What you will do:
Below are records that should be duplicated exactly, with no image retained.

Provided records:
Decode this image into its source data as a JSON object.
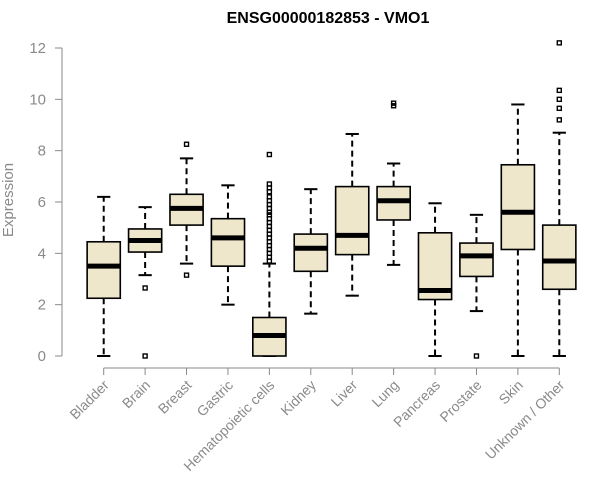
{
  "chart_data": {
    "type": "box",
    "title": "ENSG00000182853 - VMO1",
    "ylabel": "Expression",
    "xlabel": "",
    "ylim": [
      0,
      12.5
    ],
    "yticks": [
      0,
      2,
      4,
      6,
      8,
      10,
      12
    ],
    "grid": false,
    "colors": {
      "box_fill": "#efe7cc",
      "box_stroke": "#000000",
      "axis": "#8a8a8a"
    },
    "categories": [
      "Bladder",
      "Brain",
      "Breast",
      "Gastric",
      "Hematopoietic cells",
      "Kidney",
      "Liver",
      "Lung",
      "Pancreas",
      "Prostate",
      "Skin",
      "Unknown / Other"
    ],
    "boxes": [
      {
        "category": "Bladder",
        "min": 0.0,
        "q1": 2.25,
        "median": 3.5,
        "q3": 4.45,
        "max": 6.2,
        "outliers": []
      },
      {
        "category": "Brain",
        "min": 3.15,
        "q1": 4.05,
        "median": 4.5,
        "q3": 4.95,
        "max": 5.8,
        "outliers": [
          2.65,
          0.0
        ]
      },
      {
        "category": "Breast",
        "min": 3.6,
        "q1": 5.1,
        "median": 5.75,
        "q3": 6.3,
        "max": 7.7,
        "outliers": [
          8.25,
          3.15
        ]
      },
      {
        "category": "Gastric",
        "min": 2.0,
        "q1": 3.5,
        "median": 4.6,
        "q3": 5.35,
        "max": 6.65,
        "outliers": []
      },
      {
        "category": "Hematopoietic cells",
        "min": 0.0,
        "q1": 0.0,
        "median": 0.8,
        "q3": 1.5,
        "max": 3.6,
        "outliers": [
          7.85,
          6.7,
          6.55,
          6.4,
          6.2,
          6.05,
          5.9,
          5.75,
          5.6,
          5.5,
          5.35,
          5.2,
          5.05,
          4.9,
          4.75,
          4.6,
          4.45,
          4.3,
          4.15,
          4.0,
          3.85,
          3.7
        ]
      },
      {
        "category": "Kidney",
        "min": 1.65,
        "q1": 3.3,
        "median": 4.2,
        "q3": 4.75,
        "max": 6.5,
        "outliers": []
      },
      {
        "category": "Liver",
        "min": 2.35,
        "q1": 3.95,
        "median": 4.7,
        "q3": 6.6,
        "max": 8.65,
        "outliers": []
      },
      {
        "category": "Lung",
        "min": 3.55,
        "q1": 5.3,
        "median": 6.05,
        "q3": 6.6,
        "max": 7.5,
        "outliers": [
          9.75,
          9.85
        ]
      },
      {
        "category": "Pancreas",
        "min": 0.0,
        "q1": 2.2,
        "median": 2.55,
        "q3": 4.8,
        "max": 5.95,
        "outliers": []
      },
      {
        "category": "Prostate",
        "min": 1.75,
        "q1": 3.1,
        "median": 3.9,
        "q3": 4.4,
        "max": 5.5,
        "outliers": [
          0.0
        ]
      },
      {
        "category": "Skin",
        "min": 0.0,
        "q1": 4.15,
        "median": 5.6,
        "q3": 7.45,
        "max": 9.8,
        "outliers": []
      },
      {
        "category": "Unknown / Other",
        "min": 0.0,
        "q1": 2.6,
        "median": 3.7,
        "q3": 5.1,
        "max": 8.7,
        "outliers": [
          12.2,
          10.35,
          10.0,
          9.65,
          9.2
        ]
      }
    ]
  }
}
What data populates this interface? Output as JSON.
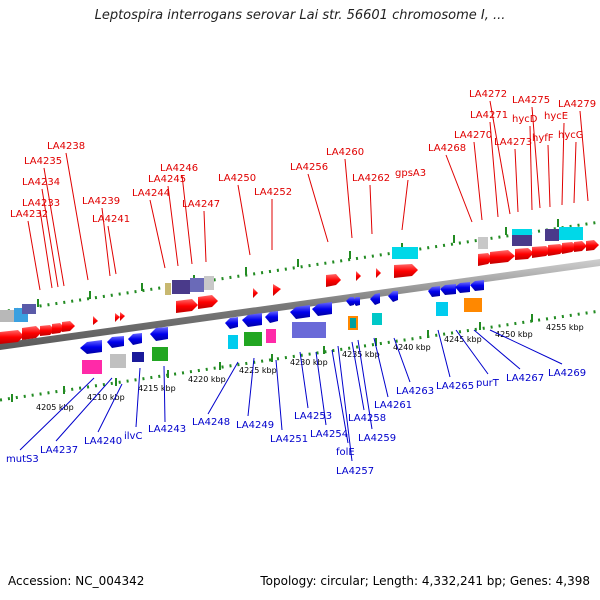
{
  "title": "Leptospira interrogans serovar Lai str. 56601 chromosome I, ...",
  "footer": {
    "accession": "Accession: NC_004342",
    "info": "Topology: circular; Length: 4,332,241 bp; Genes: 4,398"
  },
  "kbp_labels": [
    "4205 kbp",
    "4210 kbp",
    "4215 kbp",
    "4220 kbp",
    "4225 kbp",
    "4230 kbp",
    "4235 kbp",
    "4240 kbp",
    "4245 kbp",
    "4250 kbp",
    "4255 kbp"
  ],
  "top_labels": [
    "LA4232",
    "LA4233",
    "LA4234",
    "LA4235",
    "LA4238",
    "LA4239",
    "LA4241",
    "LA4244",
    "LA4245",
    "LA4246",
    "LA4247",
    "LA4250",
    "LA4252",
    "LA4256",
    "LA4260",
    "LA4262",
    "gpsA3",
    "LA4268",
    "LA4270",
    "LA4271",
    "LA4272",
    "LA4273",
    "hycD",
    "LA4275",
    "hyfF",
    "hycE",
    "hycG",
    "LA4279"
  ],
  "bottom_labels": [
    "mutS3",
    "LA4237",
    "LA4240",
    "ilvC",
    "LA4243",
    "LA4248",
    "LA4249",
    "LA4251",
    "LA4253",
    "LA4254",
    "folE",
    "LA4257",
    "LA4258",
    "LA4259",
    "LA4261",
    "LA4263",
    "LA4265",
    "purT",
    "LA4267",
    "LA4269"
  ],
  "colors": {
    "forward_gene": "#ff0000",
    "reverse_gene": "#0000ee",
    "top_label": "#e00000",
    "bottom_label": "#0000cc",
    "backbone": "#888888",
    "dots": "#228b22"
  }
}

Solved exercise:
Decode this image into its source data as a JSON object.
{
  "chart_data": {
    "type": "box",
    "title": "ENSG00000182853 - VMO1",
    "ylabel": "Expression",
    "xlabel": "",
    "ylim": [
      0,
      12.5
    ],
    "yticks": [
      0,
      2,
      4,
      6,
      8,
      10,
      12
    ],
    "grid": false,
    "colors": {
      "box_fill": "#efe7cc",
      "box_stroke": "#000000",
      "axis": "#8a8a8a"
    },
    "categories": [
      "Bladder",
      "Brain",
      "Breast",
      "Gastric",
      "Hematopoietic cells",
      "Kidney",
      "Liver",
      "Lung",
      "Pancreas",
      "Prostate",
      "Skin",
      "Unknown / Other"
    ],
    "boxes": [
      {
        "category": "Bladder",
        "min": 0.0,
        "q1": 2.25,
        "median": 3.5,
        "q3": 4.45,
        "max": 6.2,
        "outliers": []
      },
      {
        "category": "Brain",
        "min": 3.15,
        "q1": 4.05,
        "median": 4.5,
        "q3": 4.95,
        "max": 5.8,
        "outliers": [
          2.65,
          0.0
        ]
      },
      {
        "category": "Breast",
        "min": 3.6,
        "q1": 5.1,
        "median": 5.75,
        "q3": 6.3,
        "max": 7.7,
        "outliers": [
          8.25,
          3.15
        ]
      },
      {
        "category": "Gastric",
        "min": 2.0,
        "q1": 3.5,
        "median": 4.6,
        "q3": 5.35,
        "max": 6.65,
        "outliers": []
      },
      {
        "category": "Hematopoietic cells",
        "min": 0.0,
        "q1": 0.0,
        "median": 0.8,
        "q3": 1.5,
        "max": 3.6,
        "outliers": [
          7.85,
          6.7,
          6.55,
          6.4,
          6.2,
          6.05,
          5.9,
          5.75,
          5.6,
          5.5,
          5.35,
          5.2,
          5.05,
          4.9,
          4.75,
          4.6,
          4.45,
          4.3,
          4.15,
          4.0,
          3.85,
          3.7
        ]
      },
      {
        "category": "Kidney",
        "min": 1.65,
        "q1": 3.3,
        "median": 4.2,
        "q3": 4.75,
        "max": 6.5,
        "outliers": []
      },
      {
        "category": "Liver",
        "min": 2.35,
        "q1": 3.95,
        "median": 4.7,
        "q3": 6.6,
        "max": 8.65,
        "outliers": []
      },
      {
        "category": "Lung",
        "min": 3.55,
        "q1": 5.3,
        "median": 6.05,
        "q3": 6.6,
        "max": 7.5,
        "outliers": [
          9.75,
          9.85
        ]
      },
      {
        "category": "Pancreas",
        "min": 0.0,
        "q1": 2.2,
        "median": 2.55,
        "q3": 4.8,
        "max": 5.95,
        "outliers": []
      },
      {
        "category": "Prostate",
        "min": 1.75,
        "q1": 3.1,
        "median": 3.9,
        "q3": 4.4,
        "max": 5.5,
        "outliers": [
          0.0
        ]
      },
      {
        "category": "Skin",
        "min": 0.0,
        "q1": 4.15,
        "median": 5.6,
        "q3": 7.45,
        "max": 9.8,
        "outliers": []
      },
      {
        "category": "Unknown / Other",
        "min": 0.0,
        "q1": 2.6,
        "median": 3.7,
        "q3": 5.1,
        "max": 8.7,
        "outliers": [
          12.2,
          10.35,
          10.0,
          9.65,
          9.2
        ]
      }
    ]
  }
}
What data populates this interface? Output as JSON.
{
  "title": "Leptospira interrogans serovar Lai str. 56601 chromosome I, ...",
  "footer": {
    "accession": "Accession: NC_004342",
    "info": "Topology: circular; Length: 4,332,241 bp; Genes: 4,398"
  },
  "kbp_labels": [
    "4205 kbp",
    "4210 kbp",
    "4215 kbp",
    "4220 kbp",
    "4225 kbp",
    "4230 kbp",
    "4235 kbp",
    "4240 kbp",
    "4245 kbp",
    "4250 kbp",
    "4255 kbp"
  ],
  "top_labels": [
    "LA4232",
    "LA4233",
    "LA4234",
    "LA4235",
    "LA4238",
    "LA4239",
    "LA4241",
    "LA4244",
    "LA4245",
    "LA4246",
    "LA4247",
    "LA4250",
    "LA4252",
    "LA4256",
    "LA4260",
    "LA4262",
    "gpsA3",
    "LA4268",
    "LA4270",
    "LA4271",
    "LA4272",
    "LA4273",
    "hycD",
    "LA4275",
    "hyfF",
    "hycE",
    "hycG",
    "LA4279"
  ],
  "bottom_labels": [
    "mutS3",
    "LA4237",
    "LA4240",
    "ilvC",
    "LA4243",
    "LA4248",
    "LA4249",
    "LA4251",
    "LA4253",
    "LA4254",
    "folE",
    "LA4257",
    "LA4258",
    "LA4259",
    "LA4261",
    "LA4263",
    "LA4265",
    "purT",
    "LA4267",
    "LA4269"
  ],
  "colors": {
    "forward_gene": "#ff0000",
    "reverse_gene": "#0000ee",
    "top_label": "#e00000",
    "bottom_label": "#0000cc",
    "backbone": "#888888",
    "dots": "#228b22"
  }
}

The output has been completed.